Tekstfragment
╭──
2. Het achtste lid vervalt, onder vernummering van het negende en het tiende lid tot
het achtste lid en het negende lid.
3. In het negende lid (nieuw) wordt «, achtste of» vervangen door «of».
III
In artikel I, onderdeel C, wordt als volgt gewijzigd:
1. In onderdeel 1 wordt «negende» vervangen door «achtste».
2. In onderdeel 2 vervalt «en nicotineproducten zonder tabak».
IV
In artikel I, onderdeel D, vervalt «voor oraal gebruik».
V
In artikel I, onderdeel E, vervalt «, nicotineproducten zonder tabak».
VI
In artikel I, onderdeel F, vervalt «, nicotineproducten zonder tabak».
VII
Artikel I, onderdeel G, wordt als volgt gewijzigd:
1. In het met onderdeel 1 voorgestelde onderdeel e vervalt «nicotineproduct zonder tabak
of».
2. In het met onderdeel 2 voorgestelde onderdeel e vervalt «nicotineproduct zonder tabak
of».
3. In onderdeel 3 vervalt «, nicotineproduct zonder tabak».
4. In onderdeel 4, onder a, vervalt «, een nicotineproduct zonder tabak».
5. In het met onderdeel 4, onder b, voorgestelde onderdeel e vervalt «nicotineproduct
zonder tabak of».
╰──
Opdracht 1
Schrijf de wijzigingstekst hierboven volledig en woordelijk uit.

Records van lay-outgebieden
╭──
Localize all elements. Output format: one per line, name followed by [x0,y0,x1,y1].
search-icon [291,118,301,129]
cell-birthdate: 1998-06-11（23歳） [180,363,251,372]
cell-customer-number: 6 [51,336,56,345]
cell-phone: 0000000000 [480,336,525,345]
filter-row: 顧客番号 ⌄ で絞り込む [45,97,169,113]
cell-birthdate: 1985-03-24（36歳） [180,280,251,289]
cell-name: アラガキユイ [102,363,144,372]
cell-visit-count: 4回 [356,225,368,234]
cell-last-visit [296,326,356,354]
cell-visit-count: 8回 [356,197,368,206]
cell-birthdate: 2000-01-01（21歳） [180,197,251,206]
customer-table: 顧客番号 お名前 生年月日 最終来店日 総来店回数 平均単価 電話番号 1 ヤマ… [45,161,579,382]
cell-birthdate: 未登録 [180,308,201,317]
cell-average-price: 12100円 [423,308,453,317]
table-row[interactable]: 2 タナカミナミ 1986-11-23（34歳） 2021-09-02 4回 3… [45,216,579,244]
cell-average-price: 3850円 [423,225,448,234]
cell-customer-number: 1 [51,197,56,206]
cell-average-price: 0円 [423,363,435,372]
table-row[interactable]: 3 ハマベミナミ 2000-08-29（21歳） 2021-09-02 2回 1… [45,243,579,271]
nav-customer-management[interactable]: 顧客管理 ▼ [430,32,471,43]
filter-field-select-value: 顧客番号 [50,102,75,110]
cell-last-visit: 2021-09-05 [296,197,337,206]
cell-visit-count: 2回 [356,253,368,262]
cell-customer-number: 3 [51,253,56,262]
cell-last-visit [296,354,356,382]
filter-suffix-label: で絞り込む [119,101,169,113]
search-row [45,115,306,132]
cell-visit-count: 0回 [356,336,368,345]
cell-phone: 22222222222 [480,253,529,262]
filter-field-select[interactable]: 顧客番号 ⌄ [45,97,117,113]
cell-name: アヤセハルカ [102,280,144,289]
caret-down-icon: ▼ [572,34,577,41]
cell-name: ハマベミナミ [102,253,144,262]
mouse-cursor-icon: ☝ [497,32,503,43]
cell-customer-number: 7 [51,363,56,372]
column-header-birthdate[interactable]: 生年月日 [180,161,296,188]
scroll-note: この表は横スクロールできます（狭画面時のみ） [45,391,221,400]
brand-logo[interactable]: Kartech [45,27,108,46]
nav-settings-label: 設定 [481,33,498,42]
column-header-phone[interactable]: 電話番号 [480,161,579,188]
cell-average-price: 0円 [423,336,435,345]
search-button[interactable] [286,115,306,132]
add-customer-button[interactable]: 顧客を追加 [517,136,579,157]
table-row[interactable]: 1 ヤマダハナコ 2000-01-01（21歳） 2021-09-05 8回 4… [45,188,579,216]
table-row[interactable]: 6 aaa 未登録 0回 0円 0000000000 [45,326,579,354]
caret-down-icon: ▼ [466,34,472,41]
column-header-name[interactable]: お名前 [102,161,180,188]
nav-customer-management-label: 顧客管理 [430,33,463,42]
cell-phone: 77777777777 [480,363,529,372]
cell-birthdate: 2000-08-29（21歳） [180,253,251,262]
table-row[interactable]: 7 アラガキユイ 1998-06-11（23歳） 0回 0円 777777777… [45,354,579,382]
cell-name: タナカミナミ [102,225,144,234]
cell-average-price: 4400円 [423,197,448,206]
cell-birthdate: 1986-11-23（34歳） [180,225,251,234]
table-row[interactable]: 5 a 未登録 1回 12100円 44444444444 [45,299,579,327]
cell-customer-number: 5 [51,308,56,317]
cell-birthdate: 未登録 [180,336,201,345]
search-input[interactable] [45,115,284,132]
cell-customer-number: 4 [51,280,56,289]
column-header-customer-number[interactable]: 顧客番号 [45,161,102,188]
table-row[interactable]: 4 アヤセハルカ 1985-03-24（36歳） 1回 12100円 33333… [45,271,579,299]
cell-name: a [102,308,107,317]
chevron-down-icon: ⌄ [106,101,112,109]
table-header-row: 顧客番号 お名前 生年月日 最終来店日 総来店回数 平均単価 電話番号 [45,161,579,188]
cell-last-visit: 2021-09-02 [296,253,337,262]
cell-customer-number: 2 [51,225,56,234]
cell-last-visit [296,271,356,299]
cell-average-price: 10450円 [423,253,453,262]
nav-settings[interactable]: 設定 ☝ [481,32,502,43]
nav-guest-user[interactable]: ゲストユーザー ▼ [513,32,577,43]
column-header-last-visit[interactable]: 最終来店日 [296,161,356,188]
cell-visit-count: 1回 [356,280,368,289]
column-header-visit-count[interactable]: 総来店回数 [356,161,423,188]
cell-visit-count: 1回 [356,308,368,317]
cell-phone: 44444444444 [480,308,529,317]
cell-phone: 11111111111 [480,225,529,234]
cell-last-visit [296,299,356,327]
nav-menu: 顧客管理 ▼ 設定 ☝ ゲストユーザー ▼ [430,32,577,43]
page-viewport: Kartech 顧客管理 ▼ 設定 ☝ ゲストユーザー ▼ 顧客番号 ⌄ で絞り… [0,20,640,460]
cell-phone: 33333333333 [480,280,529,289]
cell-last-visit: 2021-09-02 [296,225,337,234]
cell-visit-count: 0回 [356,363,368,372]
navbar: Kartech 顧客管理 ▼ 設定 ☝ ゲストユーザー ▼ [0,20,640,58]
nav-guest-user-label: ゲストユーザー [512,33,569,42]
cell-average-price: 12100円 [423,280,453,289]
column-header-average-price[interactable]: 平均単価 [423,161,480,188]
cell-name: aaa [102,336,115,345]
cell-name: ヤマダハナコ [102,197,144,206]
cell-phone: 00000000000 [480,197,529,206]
╰──
Opdracht 2
Geef de vermeldingen vanaf het begin tot en met de regel die "cell-birthdate: 未登録 [180,308,201,317]" bevat weer als genummerde lijst, zonder lege regels.

Uitwerking 1
2. Het achtste lid vervalt, onder vernummering van het negende en het tiende lid tot
het achtste lid en het negende lid.
3. In het negende lid (nieuw) wordt «, achtste of» vervangen door «of».
III
In artikel I, onderdeel C, wordt als volgt gewijzigd:
1. In onderdeel 1 wordt «negende» vervangen door «achtste».
2. In onderdeel 2 vervalt «en nicotineproducten zonder tabak».
IV
In artikel I, onderdeel D, vervalt «voor oraal gebruik».
V
In artikel I, onderdeel E, vervalt «, nicotineproducten zonder tabak».
VI
In artikel I, onderdeel F, vervalt «, nicotineproducten zonder tabak».
VII
Artikel I, onderdeel G, wordt als volgt gewijzigd:
1. In het met onderdeel 1 voorgestelde onderdeel e vervalt «nicotineproduct zonder tabak
of».
2. In het met onderdeel 2 voorgestelde onderdeel e vervalt «nicotineproduct zonder tabak
of».
3. In onderdeel 3 vervalt «, nicotineproduct zonder tabak».
4. In onderdeel 4, onder a, vervalt «, een nicotineproduct zonder tabak».
5. In het met onderdeel 4, onder b, voorgestelde onderdeel e vervalt «nicotineproduct
zonder tabak of».

Uitwerking 2
1. Localize all elements. Output format: one per line, name followed by [x0,y0,x1,y1].
2. search-icon [291,118,301,129]
3. cell-birthdate: 1998-06-11（23歳） [180,363,251,372]
4. cell-customer-number: 6 [51,336,56,345]
5. cell-phone: 0000000000 [480,336,525,345]
6. filter-row: 顧客番号 ⌄ で絞り込む [45,97,169,113]
7. cell-birthdate: 1985-03-24（36歳） [180,280,251,289]
8. cell-name: アラガキユイ [102,363,144,372]
9. cell-visit-count: 4回 [356,225,368,234]
10. cell-last-visit [296,326,356,354]
11. cell-visit-count: 8回 [356,197,368,206]
12. cell-birthdate: 2000-01-01（21歳） [180,197,251,206]
13. customer-table: 顧客番号 お名前 生年月日 最終来店日 総来店回数 平均単価 電話番号 1 ヤマ… [45,161,579,382]
14. cell-birthdate: 未登録 [180,308,201,317]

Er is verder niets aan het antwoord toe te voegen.